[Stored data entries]
— Start —
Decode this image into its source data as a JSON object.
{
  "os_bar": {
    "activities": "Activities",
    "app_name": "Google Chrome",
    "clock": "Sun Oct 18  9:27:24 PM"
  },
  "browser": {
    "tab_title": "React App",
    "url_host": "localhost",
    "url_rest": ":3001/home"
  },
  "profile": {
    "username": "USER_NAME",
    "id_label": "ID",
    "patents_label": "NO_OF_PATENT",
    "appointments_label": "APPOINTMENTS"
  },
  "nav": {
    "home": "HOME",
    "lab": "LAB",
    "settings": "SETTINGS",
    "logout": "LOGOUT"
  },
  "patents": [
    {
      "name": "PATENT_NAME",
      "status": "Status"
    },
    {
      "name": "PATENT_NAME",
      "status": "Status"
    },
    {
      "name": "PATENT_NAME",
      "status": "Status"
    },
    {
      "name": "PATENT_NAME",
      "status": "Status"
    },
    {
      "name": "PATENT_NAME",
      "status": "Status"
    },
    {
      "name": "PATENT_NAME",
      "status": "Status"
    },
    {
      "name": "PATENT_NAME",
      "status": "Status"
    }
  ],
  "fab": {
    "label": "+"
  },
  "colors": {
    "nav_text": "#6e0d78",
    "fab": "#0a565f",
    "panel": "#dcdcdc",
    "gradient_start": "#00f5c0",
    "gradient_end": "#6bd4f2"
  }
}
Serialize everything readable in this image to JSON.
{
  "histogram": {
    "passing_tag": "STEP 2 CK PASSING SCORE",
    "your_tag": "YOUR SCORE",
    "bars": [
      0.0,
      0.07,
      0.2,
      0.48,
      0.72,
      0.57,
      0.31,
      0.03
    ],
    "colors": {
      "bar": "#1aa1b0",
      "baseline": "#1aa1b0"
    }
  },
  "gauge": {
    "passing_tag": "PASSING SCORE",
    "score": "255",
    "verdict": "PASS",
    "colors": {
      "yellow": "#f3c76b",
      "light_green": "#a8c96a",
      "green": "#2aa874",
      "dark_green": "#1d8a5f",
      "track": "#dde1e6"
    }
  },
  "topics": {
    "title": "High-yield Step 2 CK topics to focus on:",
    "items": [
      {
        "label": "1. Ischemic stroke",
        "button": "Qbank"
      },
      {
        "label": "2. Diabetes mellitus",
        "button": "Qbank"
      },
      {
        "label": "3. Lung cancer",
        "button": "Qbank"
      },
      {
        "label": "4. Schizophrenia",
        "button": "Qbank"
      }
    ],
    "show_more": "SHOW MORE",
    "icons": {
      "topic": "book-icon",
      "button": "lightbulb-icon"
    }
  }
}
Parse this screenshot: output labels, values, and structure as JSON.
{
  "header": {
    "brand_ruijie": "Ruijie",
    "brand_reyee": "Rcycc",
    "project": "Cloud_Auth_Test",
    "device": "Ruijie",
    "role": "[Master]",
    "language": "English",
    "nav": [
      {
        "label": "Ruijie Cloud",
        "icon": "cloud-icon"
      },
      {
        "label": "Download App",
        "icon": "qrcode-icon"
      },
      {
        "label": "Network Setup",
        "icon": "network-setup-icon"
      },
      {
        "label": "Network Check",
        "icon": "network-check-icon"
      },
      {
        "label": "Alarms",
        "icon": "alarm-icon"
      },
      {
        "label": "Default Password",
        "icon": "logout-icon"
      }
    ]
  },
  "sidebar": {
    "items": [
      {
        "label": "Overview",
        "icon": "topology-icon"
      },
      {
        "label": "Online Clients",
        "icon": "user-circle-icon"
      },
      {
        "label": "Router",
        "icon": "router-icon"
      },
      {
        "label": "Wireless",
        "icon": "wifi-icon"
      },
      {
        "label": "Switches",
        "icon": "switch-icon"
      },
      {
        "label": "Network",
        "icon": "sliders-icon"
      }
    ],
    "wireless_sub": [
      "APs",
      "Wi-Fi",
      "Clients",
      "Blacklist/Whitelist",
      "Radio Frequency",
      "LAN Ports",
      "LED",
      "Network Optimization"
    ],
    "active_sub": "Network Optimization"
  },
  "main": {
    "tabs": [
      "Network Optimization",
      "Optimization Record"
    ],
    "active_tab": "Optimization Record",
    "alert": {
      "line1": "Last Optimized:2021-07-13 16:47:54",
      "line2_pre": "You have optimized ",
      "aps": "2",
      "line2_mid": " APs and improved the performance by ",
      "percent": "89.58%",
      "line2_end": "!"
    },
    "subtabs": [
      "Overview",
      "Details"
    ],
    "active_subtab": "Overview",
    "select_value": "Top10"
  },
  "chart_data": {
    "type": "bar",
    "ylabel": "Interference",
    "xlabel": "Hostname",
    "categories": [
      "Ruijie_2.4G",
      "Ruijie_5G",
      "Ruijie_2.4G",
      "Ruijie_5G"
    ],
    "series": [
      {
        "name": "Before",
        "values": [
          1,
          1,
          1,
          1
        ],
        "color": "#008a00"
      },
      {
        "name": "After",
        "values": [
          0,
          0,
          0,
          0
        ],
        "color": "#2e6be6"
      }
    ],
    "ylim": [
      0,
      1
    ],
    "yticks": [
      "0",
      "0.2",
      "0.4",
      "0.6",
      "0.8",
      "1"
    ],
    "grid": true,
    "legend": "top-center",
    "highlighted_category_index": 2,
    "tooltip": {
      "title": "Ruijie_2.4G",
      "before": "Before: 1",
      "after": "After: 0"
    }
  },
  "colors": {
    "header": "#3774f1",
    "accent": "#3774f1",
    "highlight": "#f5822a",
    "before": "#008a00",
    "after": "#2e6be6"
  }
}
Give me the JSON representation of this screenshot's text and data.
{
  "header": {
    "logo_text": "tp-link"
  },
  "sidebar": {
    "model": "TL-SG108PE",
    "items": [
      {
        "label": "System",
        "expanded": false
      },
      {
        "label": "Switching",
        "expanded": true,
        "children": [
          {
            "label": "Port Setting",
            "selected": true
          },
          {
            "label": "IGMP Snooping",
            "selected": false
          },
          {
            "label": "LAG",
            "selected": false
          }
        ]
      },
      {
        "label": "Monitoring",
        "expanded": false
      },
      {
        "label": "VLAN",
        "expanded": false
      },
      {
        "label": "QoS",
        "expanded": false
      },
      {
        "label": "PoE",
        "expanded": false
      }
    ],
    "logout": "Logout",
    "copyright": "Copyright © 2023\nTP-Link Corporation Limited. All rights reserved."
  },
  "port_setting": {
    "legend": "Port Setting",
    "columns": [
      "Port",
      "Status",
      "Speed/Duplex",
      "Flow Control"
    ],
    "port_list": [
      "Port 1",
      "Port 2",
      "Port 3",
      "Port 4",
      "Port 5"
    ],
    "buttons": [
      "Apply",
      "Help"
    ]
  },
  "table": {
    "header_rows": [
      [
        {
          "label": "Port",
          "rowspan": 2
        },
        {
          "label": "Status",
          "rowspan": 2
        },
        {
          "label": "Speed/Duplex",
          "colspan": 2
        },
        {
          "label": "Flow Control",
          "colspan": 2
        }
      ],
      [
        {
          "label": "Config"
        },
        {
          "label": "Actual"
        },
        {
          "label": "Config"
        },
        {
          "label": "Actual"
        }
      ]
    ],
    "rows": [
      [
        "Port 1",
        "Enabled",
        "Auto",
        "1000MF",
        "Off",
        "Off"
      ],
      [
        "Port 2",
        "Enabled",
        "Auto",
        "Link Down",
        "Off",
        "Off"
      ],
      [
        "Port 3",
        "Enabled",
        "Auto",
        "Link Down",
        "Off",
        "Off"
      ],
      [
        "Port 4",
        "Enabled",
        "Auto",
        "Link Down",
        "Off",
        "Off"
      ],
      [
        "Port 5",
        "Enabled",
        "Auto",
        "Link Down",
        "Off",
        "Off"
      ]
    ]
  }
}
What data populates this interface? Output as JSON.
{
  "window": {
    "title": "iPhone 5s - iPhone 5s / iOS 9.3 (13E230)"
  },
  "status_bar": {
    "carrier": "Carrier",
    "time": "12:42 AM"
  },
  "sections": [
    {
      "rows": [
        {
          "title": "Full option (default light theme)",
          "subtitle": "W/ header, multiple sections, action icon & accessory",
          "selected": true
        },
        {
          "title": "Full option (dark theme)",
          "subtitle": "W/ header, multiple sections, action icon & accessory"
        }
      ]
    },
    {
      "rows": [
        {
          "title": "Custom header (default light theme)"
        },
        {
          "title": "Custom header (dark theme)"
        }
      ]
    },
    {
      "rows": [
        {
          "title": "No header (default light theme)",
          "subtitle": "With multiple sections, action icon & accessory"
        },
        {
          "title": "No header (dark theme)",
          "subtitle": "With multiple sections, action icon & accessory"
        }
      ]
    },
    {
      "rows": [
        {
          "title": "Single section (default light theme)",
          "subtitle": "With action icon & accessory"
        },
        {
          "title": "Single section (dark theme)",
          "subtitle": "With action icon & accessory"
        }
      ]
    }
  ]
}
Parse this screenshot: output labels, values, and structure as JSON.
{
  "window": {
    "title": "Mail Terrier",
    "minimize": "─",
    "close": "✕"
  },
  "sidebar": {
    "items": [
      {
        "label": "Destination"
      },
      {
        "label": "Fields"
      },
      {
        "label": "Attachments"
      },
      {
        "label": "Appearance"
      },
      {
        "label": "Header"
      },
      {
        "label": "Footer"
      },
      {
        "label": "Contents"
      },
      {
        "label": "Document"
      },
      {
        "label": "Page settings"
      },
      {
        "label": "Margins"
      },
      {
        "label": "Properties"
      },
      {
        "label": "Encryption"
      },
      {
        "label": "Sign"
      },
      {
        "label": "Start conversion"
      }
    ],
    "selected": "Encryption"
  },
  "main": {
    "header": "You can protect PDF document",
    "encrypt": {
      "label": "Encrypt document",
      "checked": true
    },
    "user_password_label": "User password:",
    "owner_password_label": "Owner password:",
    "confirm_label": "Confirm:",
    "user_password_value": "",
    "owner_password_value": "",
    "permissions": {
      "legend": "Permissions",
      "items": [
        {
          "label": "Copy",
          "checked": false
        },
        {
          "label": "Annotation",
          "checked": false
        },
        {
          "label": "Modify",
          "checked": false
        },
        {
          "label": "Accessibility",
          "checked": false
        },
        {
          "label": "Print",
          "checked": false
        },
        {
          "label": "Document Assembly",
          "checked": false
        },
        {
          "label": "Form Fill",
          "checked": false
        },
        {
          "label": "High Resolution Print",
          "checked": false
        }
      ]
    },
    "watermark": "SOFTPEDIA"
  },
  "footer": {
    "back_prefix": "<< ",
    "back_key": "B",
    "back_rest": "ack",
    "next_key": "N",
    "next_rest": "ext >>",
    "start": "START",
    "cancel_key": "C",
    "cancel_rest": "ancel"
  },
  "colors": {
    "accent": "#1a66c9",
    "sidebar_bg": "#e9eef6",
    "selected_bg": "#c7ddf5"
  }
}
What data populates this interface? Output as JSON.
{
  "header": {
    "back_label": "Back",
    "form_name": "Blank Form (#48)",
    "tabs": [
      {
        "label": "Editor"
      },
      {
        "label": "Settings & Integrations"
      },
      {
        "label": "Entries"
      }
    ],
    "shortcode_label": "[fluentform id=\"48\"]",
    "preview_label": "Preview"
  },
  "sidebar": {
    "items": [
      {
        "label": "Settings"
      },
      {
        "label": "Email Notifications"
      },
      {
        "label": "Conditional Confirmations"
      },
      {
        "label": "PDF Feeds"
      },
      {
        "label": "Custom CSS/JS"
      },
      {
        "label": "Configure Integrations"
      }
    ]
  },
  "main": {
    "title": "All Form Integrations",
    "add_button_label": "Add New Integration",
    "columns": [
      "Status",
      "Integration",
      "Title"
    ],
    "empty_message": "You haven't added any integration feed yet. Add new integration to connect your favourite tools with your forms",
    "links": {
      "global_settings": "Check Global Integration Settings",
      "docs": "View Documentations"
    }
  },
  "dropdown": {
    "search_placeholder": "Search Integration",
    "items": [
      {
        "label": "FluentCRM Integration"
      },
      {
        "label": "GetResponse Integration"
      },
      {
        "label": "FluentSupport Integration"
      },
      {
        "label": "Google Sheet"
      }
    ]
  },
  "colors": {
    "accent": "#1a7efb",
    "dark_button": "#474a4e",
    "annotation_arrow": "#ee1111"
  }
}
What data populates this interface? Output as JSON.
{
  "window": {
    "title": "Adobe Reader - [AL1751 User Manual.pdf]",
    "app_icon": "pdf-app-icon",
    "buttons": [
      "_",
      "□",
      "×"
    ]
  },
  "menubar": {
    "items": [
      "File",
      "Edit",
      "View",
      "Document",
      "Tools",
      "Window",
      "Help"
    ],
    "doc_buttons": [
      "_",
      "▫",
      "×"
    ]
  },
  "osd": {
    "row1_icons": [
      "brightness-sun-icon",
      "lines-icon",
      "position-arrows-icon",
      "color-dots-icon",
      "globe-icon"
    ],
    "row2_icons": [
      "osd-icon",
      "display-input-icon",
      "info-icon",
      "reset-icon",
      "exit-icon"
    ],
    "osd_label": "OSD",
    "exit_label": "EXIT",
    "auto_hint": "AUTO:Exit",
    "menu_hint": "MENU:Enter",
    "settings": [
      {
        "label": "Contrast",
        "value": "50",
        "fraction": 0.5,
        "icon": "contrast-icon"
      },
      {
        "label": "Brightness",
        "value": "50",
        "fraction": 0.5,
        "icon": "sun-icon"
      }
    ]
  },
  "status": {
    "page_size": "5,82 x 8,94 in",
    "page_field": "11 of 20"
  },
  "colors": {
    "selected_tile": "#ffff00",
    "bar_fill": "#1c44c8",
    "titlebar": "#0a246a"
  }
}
— End —
TASK STATEMENT — Pull every line containing the word "legend" out of the entries above.

ANSWER FOR THIS EXERCISE —
    "legend": "top-center",
    "legend": "Port Setting",
      "legend": "Permissions",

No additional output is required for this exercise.